#### [The input]
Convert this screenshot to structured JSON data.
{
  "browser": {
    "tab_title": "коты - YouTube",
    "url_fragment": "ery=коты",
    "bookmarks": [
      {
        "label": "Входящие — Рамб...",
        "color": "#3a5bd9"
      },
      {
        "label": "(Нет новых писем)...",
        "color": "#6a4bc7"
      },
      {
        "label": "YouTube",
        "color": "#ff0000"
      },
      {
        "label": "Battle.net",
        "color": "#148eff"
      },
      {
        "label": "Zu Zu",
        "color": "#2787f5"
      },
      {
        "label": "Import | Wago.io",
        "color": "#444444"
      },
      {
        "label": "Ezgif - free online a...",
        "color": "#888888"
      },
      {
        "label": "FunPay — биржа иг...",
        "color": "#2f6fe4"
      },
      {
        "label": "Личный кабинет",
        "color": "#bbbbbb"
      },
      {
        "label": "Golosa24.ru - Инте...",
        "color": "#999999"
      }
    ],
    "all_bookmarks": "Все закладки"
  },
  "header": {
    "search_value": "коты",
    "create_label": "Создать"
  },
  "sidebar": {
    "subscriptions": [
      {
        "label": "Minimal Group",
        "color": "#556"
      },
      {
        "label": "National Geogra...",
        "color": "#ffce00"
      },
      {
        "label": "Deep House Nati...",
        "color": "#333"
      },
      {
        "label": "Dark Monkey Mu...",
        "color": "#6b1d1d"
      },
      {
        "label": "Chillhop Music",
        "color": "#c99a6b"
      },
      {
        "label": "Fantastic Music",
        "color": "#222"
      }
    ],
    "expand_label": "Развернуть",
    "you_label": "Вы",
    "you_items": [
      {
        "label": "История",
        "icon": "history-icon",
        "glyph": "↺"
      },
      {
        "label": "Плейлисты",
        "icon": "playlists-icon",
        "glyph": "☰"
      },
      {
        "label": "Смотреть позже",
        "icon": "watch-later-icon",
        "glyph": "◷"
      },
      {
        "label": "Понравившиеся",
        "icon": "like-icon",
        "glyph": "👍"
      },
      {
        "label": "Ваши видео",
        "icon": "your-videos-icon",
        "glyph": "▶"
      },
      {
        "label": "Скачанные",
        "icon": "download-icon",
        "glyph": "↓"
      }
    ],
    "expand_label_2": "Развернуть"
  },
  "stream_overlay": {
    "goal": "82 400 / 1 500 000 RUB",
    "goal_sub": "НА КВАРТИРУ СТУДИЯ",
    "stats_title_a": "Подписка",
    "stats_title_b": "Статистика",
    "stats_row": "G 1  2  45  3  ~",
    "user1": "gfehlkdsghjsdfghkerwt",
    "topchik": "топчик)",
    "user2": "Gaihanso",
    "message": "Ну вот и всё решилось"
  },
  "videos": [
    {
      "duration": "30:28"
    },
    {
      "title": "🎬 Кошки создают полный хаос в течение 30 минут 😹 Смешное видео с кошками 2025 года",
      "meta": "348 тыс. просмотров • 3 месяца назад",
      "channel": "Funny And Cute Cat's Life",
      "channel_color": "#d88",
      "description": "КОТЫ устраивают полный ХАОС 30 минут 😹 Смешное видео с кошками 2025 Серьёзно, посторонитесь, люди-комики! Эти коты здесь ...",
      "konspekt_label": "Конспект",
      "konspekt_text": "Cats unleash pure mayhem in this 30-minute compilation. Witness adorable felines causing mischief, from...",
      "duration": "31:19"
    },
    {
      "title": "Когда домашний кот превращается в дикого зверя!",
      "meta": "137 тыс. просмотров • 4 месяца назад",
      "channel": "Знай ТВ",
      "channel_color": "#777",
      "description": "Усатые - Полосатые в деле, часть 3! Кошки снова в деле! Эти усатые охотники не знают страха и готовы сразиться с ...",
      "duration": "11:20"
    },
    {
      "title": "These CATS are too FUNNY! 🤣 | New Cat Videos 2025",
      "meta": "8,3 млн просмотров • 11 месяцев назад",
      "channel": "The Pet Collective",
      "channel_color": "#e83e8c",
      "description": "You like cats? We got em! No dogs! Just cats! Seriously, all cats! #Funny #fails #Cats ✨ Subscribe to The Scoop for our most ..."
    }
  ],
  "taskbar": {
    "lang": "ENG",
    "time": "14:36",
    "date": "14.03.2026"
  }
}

#### [Do this]
Give the number of lines that carry the word "duration", with nothing added.

#### [Exercise output]
3